Dataset records
------------------------------------------------

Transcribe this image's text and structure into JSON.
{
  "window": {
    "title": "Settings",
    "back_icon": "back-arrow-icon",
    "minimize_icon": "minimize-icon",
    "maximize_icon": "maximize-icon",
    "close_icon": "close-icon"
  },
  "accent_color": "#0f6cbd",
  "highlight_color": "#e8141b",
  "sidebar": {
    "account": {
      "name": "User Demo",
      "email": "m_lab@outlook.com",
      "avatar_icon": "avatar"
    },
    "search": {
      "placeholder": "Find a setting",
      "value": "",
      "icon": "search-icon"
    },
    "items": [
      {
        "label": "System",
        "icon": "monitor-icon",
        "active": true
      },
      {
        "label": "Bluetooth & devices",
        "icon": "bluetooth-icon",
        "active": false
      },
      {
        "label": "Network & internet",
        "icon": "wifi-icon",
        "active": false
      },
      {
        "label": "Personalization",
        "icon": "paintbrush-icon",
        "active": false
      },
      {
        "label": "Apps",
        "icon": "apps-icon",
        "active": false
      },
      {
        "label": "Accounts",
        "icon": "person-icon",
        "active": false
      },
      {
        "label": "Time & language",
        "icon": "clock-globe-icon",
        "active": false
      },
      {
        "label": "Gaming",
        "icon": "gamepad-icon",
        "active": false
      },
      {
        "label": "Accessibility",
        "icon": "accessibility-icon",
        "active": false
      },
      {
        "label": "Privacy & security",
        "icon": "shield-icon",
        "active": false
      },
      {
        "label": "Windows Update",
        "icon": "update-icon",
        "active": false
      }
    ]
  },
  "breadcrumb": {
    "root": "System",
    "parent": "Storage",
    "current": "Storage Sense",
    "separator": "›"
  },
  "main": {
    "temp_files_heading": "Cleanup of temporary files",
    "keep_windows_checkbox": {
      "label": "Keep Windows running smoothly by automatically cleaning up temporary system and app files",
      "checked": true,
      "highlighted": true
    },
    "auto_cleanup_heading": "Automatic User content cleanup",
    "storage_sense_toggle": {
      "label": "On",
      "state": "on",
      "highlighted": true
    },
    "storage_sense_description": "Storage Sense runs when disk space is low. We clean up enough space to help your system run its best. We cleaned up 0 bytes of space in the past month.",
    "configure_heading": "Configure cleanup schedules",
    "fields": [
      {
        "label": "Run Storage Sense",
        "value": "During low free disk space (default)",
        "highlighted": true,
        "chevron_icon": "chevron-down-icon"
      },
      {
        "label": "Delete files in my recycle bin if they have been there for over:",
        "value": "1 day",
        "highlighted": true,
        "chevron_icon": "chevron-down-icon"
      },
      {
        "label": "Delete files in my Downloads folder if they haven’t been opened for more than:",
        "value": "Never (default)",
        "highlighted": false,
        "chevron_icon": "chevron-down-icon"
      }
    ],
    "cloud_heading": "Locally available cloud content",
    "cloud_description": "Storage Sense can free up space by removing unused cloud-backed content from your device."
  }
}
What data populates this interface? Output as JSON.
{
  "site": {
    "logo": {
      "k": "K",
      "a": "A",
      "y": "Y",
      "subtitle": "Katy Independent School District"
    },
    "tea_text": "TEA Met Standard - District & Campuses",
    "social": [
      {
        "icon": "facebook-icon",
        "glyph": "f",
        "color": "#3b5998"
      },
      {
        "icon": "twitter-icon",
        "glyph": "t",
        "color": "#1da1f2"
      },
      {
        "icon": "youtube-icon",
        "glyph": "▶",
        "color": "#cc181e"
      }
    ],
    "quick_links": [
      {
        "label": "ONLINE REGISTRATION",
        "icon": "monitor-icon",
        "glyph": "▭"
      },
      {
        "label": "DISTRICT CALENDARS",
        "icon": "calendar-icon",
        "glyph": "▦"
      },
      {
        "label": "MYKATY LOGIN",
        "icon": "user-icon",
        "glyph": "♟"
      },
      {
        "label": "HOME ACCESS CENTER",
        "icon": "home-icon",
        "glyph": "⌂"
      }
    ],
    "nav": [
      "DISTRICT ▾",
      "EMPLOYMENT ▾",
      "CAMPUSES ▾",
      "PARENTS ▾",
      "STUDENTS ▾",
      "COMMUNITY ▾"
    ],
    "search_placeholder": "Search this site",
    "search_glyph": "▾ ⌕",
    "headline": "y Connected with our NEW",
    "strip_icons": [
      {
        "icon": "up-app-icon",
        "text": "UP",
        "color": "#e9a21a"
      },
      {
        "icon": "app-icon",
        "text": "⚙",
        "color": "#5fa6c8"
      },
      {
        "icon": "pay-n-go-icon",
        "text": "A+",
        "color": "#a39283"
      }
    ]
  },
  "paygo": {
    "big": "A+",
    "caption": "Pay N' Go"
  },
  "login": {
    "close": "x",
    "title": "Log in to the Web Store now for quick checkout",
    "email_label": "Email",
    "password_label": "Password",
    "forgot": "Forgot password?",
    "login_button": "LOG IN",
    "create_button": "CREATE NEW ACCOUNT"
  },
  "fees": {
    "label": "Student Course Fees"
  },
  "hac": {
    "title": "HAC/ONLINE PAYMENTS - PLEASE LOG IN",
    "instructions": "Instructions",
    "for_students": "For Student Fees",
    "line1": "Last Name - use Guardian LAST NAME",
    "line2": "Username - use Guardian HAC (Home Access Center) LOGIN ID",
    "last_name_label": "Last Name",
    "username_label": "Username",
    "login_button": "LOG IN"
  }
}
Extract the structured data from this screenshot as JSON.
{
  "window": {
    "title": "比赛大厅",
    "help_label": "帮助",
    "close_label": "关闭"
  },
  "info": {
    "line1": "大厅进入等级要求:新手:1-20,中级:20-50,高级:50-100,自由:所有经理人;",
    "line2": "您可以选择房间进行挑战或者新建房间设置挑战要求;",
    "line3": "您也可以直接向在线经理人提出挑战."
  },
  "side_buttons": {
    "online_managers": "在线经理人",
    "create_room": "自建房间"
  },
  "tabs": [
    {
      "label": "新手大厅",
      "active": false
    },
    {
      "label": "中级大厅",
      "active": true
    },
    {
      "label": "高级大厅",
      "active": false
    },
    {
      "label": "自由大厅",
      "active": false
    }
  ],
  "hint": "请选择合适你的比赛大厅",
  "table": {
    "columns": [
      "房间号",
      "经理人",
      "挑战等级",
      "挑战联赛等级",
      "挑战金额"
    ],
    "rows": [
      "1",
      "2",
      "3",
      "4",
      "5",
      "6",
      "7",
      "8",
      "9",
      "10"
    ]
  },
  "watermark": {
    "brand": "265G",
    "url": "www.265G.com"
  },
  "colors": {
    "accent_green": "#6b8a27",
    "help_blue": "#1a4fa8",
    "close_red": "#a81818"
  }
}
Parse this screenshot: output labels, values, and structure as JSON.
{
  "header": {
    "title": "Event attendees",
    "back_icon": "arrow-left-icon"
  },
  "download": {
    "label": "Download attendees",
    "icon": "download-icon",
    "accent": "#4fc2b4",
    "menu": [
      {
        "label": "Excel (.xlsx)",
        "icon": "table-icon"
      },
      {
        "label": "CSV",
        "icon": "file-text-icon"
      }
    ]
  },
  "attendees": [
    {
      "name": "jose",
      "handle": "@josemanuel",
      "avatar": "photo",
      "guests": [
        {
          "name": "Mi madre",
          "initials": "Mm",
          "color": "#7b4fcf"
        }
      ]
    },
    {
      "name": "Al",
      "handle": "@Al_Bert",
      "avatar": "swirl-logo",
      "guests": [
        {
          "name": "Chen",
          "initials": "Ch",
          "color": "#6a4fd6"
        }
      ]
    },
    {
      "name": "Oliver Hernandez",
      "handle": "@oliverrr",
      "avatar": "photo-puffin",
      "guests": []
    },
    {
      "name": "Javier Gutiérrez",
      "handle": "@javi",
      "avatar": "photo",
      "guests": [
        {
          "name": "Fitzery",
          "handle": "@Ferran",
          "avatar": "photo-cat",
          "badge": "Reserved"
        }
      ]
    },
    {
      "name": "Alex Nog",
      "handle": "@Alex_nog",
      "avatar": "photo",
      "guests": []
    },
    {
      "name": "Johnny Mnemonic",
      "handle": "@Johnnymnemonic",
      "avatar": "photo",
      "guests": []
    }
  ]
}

------------------------------------------------

> The task
Lines that hold "disk" are the ones to copy; find all of them.

> Task result
    "storage_sense_description": "Storage Sense runs when disk space is low. We clean up enough space to help your system run its best. We cleaned up 0 bytes of space in the past month.",
        "value": "During low free disk space (default)",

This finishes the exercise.